EXERCISE REQUIREMENTS —
Using the listing below, please gather every line containing the word "vite".
━━━ INPUT MATERIAL
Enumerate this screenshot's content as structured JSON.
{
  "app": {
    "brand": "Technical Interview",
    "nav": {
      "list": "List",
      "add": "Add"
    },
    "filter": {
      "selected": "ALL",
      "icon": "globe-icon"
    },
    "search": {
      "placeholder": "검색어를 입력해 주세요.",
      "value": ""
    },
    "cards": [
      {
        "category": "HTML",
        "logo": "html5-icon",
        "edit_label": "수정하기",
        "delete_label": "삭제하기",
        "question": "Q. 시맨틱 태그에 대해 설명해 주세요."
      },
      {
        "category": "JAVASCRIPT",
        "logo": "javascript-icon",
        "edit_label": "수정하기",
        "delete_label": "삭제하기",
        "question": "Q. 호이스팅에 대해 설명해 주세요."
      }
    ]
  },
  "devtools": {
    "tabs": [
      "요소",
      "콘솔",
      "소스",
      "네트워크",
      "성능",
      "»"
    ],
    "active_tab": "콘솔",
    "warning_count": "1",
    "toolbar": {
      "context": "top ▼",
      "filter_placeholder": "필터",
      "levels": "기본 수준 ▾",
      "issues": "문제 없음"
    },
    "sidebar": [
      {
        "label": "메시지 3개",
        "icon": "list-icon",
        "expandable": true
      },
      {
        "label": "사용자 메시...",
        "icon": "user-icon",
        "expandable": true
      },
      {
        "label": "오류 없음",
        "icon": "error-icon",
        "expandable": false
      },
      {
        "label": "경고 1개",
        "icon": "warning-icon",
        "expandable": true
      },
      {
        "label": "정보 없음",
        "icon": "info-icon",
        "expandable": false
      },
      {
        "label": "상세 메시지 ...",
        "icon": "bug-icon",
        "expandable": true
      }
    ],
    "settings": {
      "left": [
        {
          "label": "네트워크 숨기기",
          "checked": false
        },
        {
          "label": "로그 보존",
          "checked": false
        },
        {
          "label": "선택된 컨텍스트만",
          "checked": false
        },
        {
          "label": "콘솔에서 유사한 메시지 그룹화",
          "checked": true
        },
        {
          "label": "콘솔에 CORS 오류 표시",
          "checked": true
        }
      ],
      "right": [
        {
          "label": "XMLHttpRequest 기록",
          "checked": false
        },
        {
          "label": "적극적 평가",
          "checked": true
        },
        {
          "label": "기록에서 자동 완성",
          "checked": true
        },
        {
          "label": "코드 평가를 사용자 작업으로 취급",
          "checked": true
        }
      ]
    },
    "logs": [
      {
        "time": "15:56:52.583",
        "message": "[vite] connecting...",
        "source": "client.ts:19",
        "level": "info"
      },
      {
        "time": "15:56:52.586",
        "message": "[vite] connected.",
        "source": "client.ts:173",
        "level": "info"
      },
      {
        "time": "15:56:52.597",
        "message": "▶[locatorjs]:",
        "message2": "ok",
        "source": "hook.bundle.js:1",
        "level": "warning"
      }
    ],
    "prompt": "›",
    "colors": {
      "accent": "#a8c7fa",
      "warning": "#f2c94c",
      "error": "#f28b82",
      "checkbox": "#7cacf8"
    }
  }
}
━━━━━━
ANSWER TO THIS EXERCISE —
        "message": "[vite] connecting...",
        "message": "[vite] connected.",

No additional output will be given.